Collected data entries
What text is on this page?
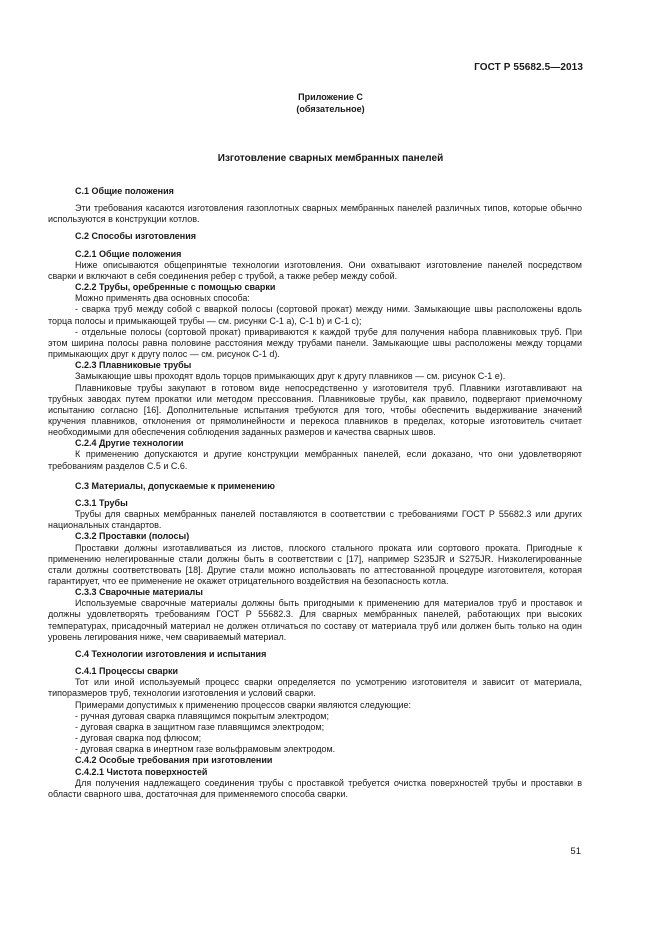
ГОСТ Р 55682.5—2013
Приложение С
(обязательное)
Изготовление сварных мембранных панелей

С.1 Общие положения

Эти требования касаются изготовления газоплотных сварных мембранных панелей различных типов, которые обычно используются в конструкции котлов.

С.2 Способы изготовления

С.2.1 Общие положения

Ниже описываются общепринятые технологии изготовления. Они охватывают изготовление панелей посредством сварки и включают в себя соединения ребер с трубой, а также ребер между собой.

С.2.2 Трубы, оребренные с помощью сварки

Можно применять два основных способа:

- сварка труб между собой с вваркой полосы (сортовой прокат) между ними. Замыкающие швы расположены вдоль торца полосы и примыкающей трубы — см. рисунки С-1 a), С-1 b) и С-1 с);

- отдельные полосы (сортовой прокат) привариваются к каждой трубе для получения набора плавниковых труб. При этом ширина полосы равна половине расстояния между трубами панели. Замыкающие швы расположены между торцами примыкающих друг к другу полос — см. рисунок С-1 d).

С.2.3 Плавниковые трубы

Замыкающие швы проходят вдоль торцов примыкающих друг к другу плавников — см. рисунок С-1 е).

Плавниковые трубы закупают в готовом виде непосредственно у изготовителя труб. Плавники изготавливают на трубных заводах путем прокатки или методом прессования. Плавниковые трубы, как правило, подвергают приемочному испытанию согласно [16]. Дополнительные испытания требуются для того, чтобы обеспечить выдерживание значений кручения плавников, отклонения от прямолинейности и перекоса плавников в пределах, которые изготовитель считает необходимыми для обеспечения соблюдения заданных размеров и качества сварных швов.

С.2.4 Другие технологии

К применению допускаются и другие конструкции мембранных панелей, если доказано, что они удовлетворяют требованиям разделов С.5 и С.6.

С.3 Материалы, допускаемые к применению

С.3.1 Трубы

Трубы для сварных мембранных панелей поставляются в соответствии с требованиями ГОСТ Р 55682.3 или других национальных стандартов.

С.3.2 Проставки (полосы)

Проставки должны изготавливаться из листов, плоского стального проката или сортового проката. Пригодные к применению нелегированные стали должны быть в соответствии с [17], например S235JR и S275JR. Низколегированные стали должны соответствовать [18]. Другие стали можно использовать по аттестованной процедуре изготовителя, которая гарантирует, что ее применение не окажет отрицательного воздействия на безопасность котла.

С.3.3 Сварочные материалы

Используемые сварочные материалы должны быть пригодными к применению для материалов труб и проставок и должны удовлетворять требованиям ГОСТ Р 55682.3. Для сварных мембранных панелей, работающих при высоких температурах, присадочный материал не должен отличаться по составу от материала труб или должен быть только на один уровень легирования ниже, чем свариваемый материал.

С.4 Технологии изготовления и испытания

С.4.1 Процессы сварки

Тот или иной используемый процесс сварки определяется по усмотрению изготовителя и зависит от материала, типоразмеров труб, технологии изготовления и условий сварки.

Примерами допустимых к применению процессов сварки являются следующие:

- ручная дуговая сварка плавящимся покрытым электродом;

- дуговая сварка в защитном газе плавящимся электродом;

- дуговая сварка под флюсом;

- дуговая сварка в инертном газе вольфрамовым электродом.

С.4.2 Особые требования при изготовлении

С.4.2.1 Чистота поверхностей

Для получения надлежащего соединения трубы с проставкой требуется очистка поверхностей трубы и проставки в области сварного шва, достаточная для применяемого способа сварки.

51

__TASK STATEMENT__:
Repeat the records in full, exactly as they appear, without the pictures.

__FINAL RESULT__:
What text is on this page?
ГОСТ Р 55682.5—2013
Приложение С
(обязательное)
Изготовление сварных мембранных панелей

С.1 Общие положения

Эти требования касаются изготовления газоплотных сварных мембранных панелей различных типов, которые обычно используются в конструкции котлов.

С.2 Способы изготовления

С.2.1 Общие положения

Ниже описываются общепринятые технологии изготовления. Они охватывают изготовление панелей посредством сварки и включают в себя соединения ребер с трубой, а также ребер между собой.

С.2.2 Трубы, оребренные с помощью сварки

Можно применять два основных способа:

- сварка труб между собой с вваркой полосы (сортовой прокат) между ними. Замыкающие швы расположены вдоль торца полосы и примыкающей трубы — см. рисунки С-1 a), С-1 b) и С-1 с);

- отдельные полосы (сортовой прокат) привариваются к каждой трубе для получения набора плавниковых труб. При этом ширина полосы равна половине расстояния между трубами панели. Замыкающие швы расположены между торцами примыкающих друг к другу полос — см. рисунок С-1 d).

С.2.3 Плавниковые трубы

Замыкающие швы проходят вдоль торцов примыкающих друг к другу плавников — см. рисунок С-1 е).

Плавниковые трубы закупают в готовом виде непосредственно у изготовителя труб. Плавники изготавливают на трубных заводах путем прокатки или методом прессования. Плавниковые трубы, как правило, подвергают приемочному испытанию согласно [16]. Дополнительные испытания требуются для того, чтобы обеспечить выдерживание значений кручения плавников, отклонения от прямолинейности и перекоса плавников в пределах, которые изготовитель считает необходимыми для обеспечения соблюдения заданных размеров и качества сварных швов.

С.2.4 Другие технологии

К применению допускаются и другие конструкции мембранных панелей, если доказано, что они удовлетворяют требованиям разделов С.5 и С.6.

С.3 Материалы, допускаемые к применению

С.3.1 Трубы

Трубы для сварных мембранных панелей поставляются в соответствии с требованиями ГОСТ Р 55682.3 или других национальных стандартов.

С.3.2 Проставки (полосы)

Проставки должны изготавливаться из листов, плоского стального проката или сортового проката. Пригодные к применению нелегированные стали должны быть в соответствии с [17], например S235JR и S275JR. Низколегированные стали должны соответствовать [18]. Другие стали можно использовать по аттестованной процедуре изготовителя, которая гарантирует, что ее применение не окажет отрицательного воздействия на безопасность котла.

С.3.3 Сварочные материалы

Используемые сварочные материалы должны быть пригодными к применению для материалов труб и проставок и должны удовлетворять требованиям ГОСТ Р 55682.3. Для сварных мембранных панелей, работающих при высоких температурах, присадочный материал не должен отличаться по составу от материала труб или должен быть только на один уровень легирования ниже, чем свариваемый материал.

С.4 Технологии изготовления и испытания

С.4.1 Процессы сварки

Тот или иной используемый процесс сварки определяется по усмотрению изготовителя и зависит от материала, типоразмеров труб, технологии изготовления и условий сварки.

Примерами допустимых к применению процессов сварки являются следующие:

- ручная дуговая сварка плавящимся покрытым электродом;

- дуговая сварка в защитном газе плавящимся электродом;

- дуговая сварка под флюсом;

- дуговая сварка в инертном газе вольфрамовым электродом.

С.4.2 Особые требования при изготовлении

С.4.2.1 Чистота поверхностей

Для получения надлежащего соединения трубы с проставкой требуется очистка поверхностей трубы и проставки в области сварного шва, достаточная для применяемого способа сварки.

51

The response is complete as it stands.